Output every entry exactly, from the first line to the last.

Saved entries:
+ + + + +

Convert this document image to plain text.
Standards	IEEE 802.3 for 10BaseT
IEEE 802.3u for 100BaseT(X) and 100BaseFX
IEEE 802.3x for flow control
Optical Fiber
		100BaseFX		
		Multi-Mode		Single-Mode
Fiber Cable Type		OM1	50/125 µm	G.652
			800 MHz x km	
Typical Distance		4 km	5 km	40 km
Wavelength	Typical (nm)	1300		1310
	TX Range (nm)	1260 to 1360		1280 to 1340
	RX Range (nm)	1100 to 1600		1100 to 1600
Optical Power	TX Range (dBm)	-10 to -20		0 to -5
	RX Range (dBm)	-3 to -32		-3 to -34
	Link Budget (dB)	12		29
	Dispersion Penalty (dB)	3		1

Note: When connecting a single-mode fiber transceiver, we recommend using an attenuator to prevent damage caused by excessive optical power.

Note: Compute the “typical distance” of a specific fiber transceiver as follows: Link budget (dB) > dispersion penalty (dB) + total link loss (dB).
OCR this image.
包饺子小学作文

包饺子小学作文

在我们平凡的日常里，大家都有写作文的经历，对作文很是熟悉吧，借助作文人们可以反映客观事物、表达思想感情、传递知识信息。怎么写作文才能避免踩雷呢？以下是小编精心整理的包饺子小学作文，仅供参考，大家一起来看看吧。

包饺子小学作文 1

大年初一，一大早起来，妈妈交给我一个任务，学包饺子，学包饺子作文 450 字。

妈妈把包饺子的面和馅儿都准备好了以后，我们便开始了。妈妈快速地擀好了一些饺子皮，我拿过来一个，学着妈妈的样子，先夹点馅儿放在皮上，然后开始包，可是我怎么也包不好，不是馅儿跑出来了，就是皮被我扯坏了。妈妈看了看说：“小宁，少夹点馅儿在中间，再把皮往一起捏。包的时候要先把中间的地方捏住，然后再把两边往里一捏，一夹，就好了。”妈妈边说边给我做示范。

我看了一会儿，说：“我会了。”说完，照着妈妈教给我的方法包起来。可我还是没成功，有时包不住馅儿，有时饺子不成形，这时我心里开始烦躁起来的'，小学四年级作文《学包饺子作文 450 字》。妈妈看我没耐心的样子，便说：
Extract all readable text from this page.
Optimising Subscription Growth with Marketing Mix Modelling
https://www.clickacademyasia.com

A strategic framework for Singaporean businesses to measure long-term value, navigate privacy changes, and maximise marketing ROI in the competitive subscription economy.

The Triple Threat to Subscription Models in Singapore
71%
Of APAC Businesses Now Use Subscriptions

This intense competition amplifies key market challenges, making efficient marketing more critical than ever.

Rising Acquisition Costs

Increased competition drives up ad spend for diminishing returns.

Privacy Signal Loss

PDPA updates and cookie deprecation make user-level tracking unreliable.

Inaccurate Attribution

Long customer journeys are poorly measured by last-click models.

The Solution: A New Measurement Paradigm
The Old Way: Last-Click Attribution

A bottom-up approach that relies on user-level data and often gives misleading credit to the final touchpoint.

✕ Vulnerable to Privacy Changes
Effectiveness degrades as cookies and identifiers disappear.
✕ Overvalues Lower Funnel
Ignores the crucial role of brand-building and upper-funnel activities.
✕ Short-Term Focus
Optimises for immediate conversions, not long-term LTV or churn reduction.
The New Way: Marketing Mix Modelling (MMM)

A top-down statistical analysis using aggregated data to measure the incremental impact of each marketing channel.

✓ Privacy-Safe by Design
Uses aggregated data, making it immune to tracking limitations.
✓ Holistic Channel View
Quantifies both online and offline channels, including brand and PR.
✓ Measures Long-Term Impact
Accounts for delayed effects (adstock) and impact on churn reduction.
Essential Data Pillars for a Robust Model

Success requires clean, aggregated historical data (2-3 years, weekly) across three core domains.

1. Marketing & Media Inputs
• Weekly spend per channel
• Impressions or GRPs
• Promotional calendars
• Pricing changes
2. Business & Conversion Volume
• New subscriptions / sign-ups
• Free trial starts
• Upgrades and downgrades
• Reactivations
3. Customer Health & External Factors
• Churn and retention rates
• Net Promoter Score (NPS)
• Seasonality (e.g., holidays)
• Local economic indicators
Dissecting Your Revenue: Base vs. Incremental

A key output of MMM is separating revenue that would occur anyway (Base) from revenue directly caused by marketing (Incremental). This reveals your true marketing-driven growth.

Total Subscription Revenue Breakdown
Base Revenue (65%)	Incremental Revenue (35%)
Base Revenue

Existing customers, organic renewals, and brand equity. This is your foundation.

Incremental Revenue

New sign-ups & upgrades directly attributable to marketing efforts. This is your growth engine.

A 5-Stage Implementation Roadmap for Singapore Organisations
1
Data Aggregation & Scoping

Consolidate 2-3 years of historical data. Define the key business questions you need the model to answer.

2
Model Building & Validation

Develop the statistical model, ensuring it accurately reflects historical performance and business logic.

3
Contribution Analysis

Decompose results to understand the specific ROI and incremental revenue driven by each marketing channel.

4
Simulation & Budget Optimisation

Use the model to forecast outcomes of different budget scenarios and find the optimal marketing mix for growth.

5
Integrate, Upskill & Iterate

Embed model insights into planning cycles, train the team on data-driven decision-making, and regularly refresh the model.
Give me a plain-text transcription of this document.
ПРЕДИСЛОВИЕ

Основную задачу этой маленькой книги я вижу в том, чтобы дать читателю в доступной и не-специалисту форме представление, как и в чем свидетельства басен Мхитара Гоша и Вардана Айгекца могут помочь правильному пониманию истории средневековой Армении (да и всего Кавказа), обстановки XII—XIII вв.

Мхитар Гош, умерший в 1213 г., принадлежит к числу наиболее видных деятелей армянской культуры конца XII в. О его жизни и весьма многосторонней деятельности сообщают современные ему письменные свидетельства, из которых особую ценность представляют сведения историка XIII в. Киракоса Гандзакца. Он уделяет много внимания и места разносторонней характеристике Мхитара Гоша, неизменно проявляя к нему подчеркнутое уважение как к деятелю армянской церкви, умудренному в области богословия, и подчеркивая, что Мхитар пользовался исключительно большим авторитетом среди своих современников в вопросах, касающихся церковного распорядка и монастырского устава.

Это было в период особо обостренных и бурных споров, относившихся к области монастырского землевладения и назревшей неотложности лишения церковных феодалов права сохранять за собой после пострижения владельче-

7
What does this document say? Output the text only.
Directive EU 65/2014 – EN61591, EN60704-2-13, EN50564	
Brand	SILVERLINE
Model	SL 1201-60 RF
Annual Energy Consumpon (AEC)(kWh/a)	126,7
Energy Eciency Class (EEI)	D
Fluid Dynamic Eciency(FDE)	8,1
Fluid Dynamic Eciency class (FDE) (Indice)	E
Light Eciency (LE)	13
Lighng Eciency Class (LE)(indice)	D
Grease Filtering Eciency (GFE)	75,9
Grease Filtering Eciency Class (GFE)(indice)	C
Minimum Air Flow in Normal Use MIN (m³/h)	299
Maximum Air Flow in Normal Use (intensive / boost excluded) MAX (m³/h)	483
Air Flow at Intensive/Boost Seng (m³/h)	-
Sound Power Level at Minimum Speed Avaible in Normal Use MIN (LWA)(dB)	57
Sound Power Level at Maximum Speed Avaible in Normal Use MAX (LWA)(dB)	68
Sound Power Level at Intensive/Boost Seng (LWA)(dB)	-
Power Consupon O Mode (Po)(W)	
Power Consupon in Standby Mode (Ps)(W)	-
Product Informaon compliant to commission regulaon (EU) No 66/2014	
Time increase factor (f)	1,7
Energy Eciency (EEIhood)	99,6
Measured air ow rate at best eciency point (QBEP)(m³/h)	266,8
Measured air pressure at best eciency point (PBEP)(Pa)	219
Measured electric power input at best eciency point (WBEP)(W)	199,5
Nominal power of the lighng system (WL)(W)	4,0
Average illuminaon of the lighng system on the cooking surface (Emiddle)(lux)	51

+ + + + +

FULL OUTPUT →
Convert this document image to plain text.
Standards	IEEE 802.3 for 10BaseT
IEEE 802.3u for 100BaseT(X) and 100BaseFX
IEEE 802.3x for flow control
Optical Fiber
		100BaseFX		
		Multi-Mode		Single-Mode
Fiber Cable Type		OM1	50/125 µm	G.652
			800 MHz x km	
Typical Distance		4 km	5 km	40 km
Wavelength	Typical (nm)	1300		1310
	TX Range (nm)	1260 to 1360		1280 to 1340
	RX Range (nm)	1100 to 1600		1100 to 1600
Optical Power	TX Range (dBm)	-10 to -20		0 to -5
	RX Range (dBm)	-3 to -32		-3 to -34
	Link Budget (dB)	12		29
	Dispersion Penalty (dB)	3		1

Note: When connecting a single-mode fiber transceiver, we recommend using an attenuator to prevent damage caused by excessive optical power.

Note: Compute the “typical distance” of a specific fiber transceiver as follows: Link budget (dB) > dispersion penalty (dB) + total link loss (dB).
OCR this image.
包饺子小学作文

包饺子小学作文

在我们平凡的日常里，大家都有写作文的经历，对作文很是熟悉吧，借助作文人们可以反映客观事物、表达思想感情、传递知识信息。怎么写作文才能避免踩雷呢？以下是小编精心整理的包饺子小学作文，仅供参考，大家一起来看看吧。

包饺子小学作文 1

大年初一，一大早起来，妈妈交给我一个任务，学包饺子，学包饺子作文 450 字。

妈妈把包饺子的面和馅儿都准备好了以后，我们便开始了。妈妈快速地擀好了一些饺子皮，我拿过来一个，学着妈妈的样子，先夹点馅儿放在皮上，然后开始包，可是我怎么也包不好，不是馅儿跑出来了，就是皮被我扯坏了。妈妈看了看说：“小宁，少夹点馅儿在中间，再把皮往一起捏。包的时候要先把中间的地方捏住，然后再把两边往里一捏，一夹，就好了。”妈妈边说边给我做示范。

我看了一会儿，说：“我会了。”说完，照着妈妈教给我的方法包起来。可我还是没成功，有时包不住馅儿，有时饺子不成形，这时我心里开始烦躁起来的'，小学四年级作文《学包饺子作文 450 字》。妈妈看我没耐心的样子，便说：
Extract all readable text from this page.
Optimising Subscription Growth with Marketing Mix Modelling
https://www.clickacademyasia.com

A strategic framework for Singaporean businesses to measure long-term value, navigate privacy changes, and maximise marketing ROI in the competitive subscription economy.

The Triple Threat to Subscription Models in Singapore
71%
Of APAC Businesses Now Use Subscriptions

This intense competition amplifies key market challenges, making efficient marketing more critical than ever.

Rising Acquisition Costs

Increased competition drives up ad spend for diminishing returns.

Privacy Signal Loss

PDPA updates and cookie deprecation make user-level tracking unreliable.

Inaccurate Attribution

Long customer journeys are poorly measured by last-click models.

The Solution: A New Measurement Paradigm
The Old Way: Last-Click Attribution

A bottom-up approach that relies on user-level data and often gives misleading credit to the final touchpoint.

✕ Vulnerable to Privacy Changes
Effectiveness degrades as cookies and identifiers disappear.
✕ Overvalues Lower Funnel
Ignores the crucial role of brand-building and upper-funnel activities.
✕ Short-Term Focus
Optimises for immediate conversions, not long-term LTV or churn reduction.
The New Way: Marketing Mix Modelling (MMM)

A top-down statistical analysis using aggregated data to measure the incremental impact of each marketing channel.

✓ Privacy-Safe by Design
Uses aggregated data, making it immune to tracking limitations.
✓ Holistic Channel View
Quantifies both online and offline channels, including brand and PR.
✓ Measures Long-Term Impact
Accounts for delayed effects (adstock) and impact on churn reduction.
Essential Data Pillars for a Robust Model

Success requires clean, aggregated historical data (2-3 years, weekly) across three core domains.

1. Marketing & Media Inputs
• Weekly spend per channel
• Impressions or GRPs
• Promotional calendars
• Pricing changes
2. Business & Conversion Volume
• New subscriptions / sign-ups
• Free trial starts
• Upgrades and downgrades
• Reactivations
3. Customer Health & External Factors
• Churn and retention rates
• Net Promoter Score (NPS)
• Seasonality (e.g., holidays)
• Local economic indicators
Dissecting Your Revenue: Base vs. Incremental

A key output of MMM is separating revenue that would occur anyway (Base) from revenue directly caused by marketing (Incremental). This reveals your true marketing-driven growth.

Total Subscription Revenue Breakdown
Base Revenue (65%)	Incremental Revenue (35%)
Base Revenue

Existing customers, organic renewals, and brand equity. This is your foundation.

Incremental Revenue

New sign-ups & upgrades directly attributable to marketing efforts. This is your growth engine.

A 5-Stage Implementation Roadmap for Singapore Organisations
1
Data Aggregation & Scoping

Consolidate 2-3 years of historical data. Define the key business questions you need the model to answer.

2
Model Building & Validation

Develop the statistical model, ensuring it accurately reflects historical performance and business logic.

3
Contribution Analysis

Decompose results to understand the specific ROI and incremental revenue driven by each marketing channel.

4
Simulation & Budget Optimisation

Use the model to forecast outcomes of different budget scenarios and find the optimal marketing mix for growth.

5
Integrate, Upskill & Iterate

Embed model insights into planning cycles, train the team on data-driven decision-making, and regularly refresh the model.
Give me a plain-text transcription of this document.
ПРЕДИСЛОВИЕ

Основную задачу этой маленькой книги я вижу в том, чтобы дать читателю в доступной и не-специалисту форме представление, как и в чем свидетельства басен Мхитара Гоша и Вардана Айгекца могут помочь правильному пониманию истории средневековой Армении (да и всего Кавказа), обстановки XII—XIII вв.

Мхитар Гош, умерший в 1213 г., принадлежит к числу наиболее видных деятелей армянской культуры конца XII в. О его жизни и весьма многосторонней деятельности сообщают современные ему письменные свидетельства, из которых особую ценность представляют сведения историка XIII в. Киракоса Гандзакца. Он уделяет много внимания и места разносторонней характеристике Мхитара Гоша, неизменно проявляя к нему подчеркнутое уважение как к деятелю армянской церкви, умудренному в области богословия, и подчеркивая, что Мхитар пользовался исключительно большим авторитетом среди своих современников в вопросах, касающихся церковного распорядка и монастырского устава.

Это было в период особо обостренных и бурных споров, относившихся к области монастырского землевладения и назревшей неотложности лишения церковных феодалов права сохранять за собой после пострижения владельче-

7
What does this document say? Output the text only.
Directive EU 65/2014 – EN61591, EN60704-2-13, EN50564	
Brand	SILVERLINE
Model	SL 1201-60 RF
Annual Energy Consumpon (AEC)(kWh/a)	126,7
Energy Eciency Class (EEI)	D
Fluid Dynamic Eciency(FDE)	8,1
Fluid Dynamic Eciency class (FDE) (Indice)	E
Light Eciency (LE)	13
Lighng Eciency Class (LE)(indice)	D
Grease Filtering Eciency (GFE)	75,9
Grease Filtering Eciency Class (GFE)(indice)	C
Minimum Air Flow in Normal Use MIN (m³/h)	299
Maximum Air Flow in Normal Use (intensive / boost excluded) MAX (m³/h)	483
Air Flow at Intensive/Boost Seng (m³/h)	-
Sound Power Level at Minimum Speed Avaible in Normal Use MIN (LWA)(dB)	57
Sound Power Level at Maximum Speed Avaible in Normal Use MAX (LWA)(dB)	68
Sound Power Level at Intensive/Boost Seng (LWA)(dB)	-
Power Consupon O Mode (Po)(W)	
Power Consupon in Standby Mode (Ps)(W)	-
Product Informaon compliant to commission regulaon (EU) No 66/2014	
Time increase factor (f)	1,7
Energy Eciency (EEIhood)	99,6
Measured air ow rate at best eciency point (QBEP)(m³/h)	266,8
Measured air pressure at best eciency point (PBEP)(Pa)	219
Measured electric power input at best eciency point (WBEP)(W)	199,5
Nominal power of the lighng system (WL)(W)	4,0
Average illuminaon of the lighng system on the cooking surface (Emiddle)(lux)	51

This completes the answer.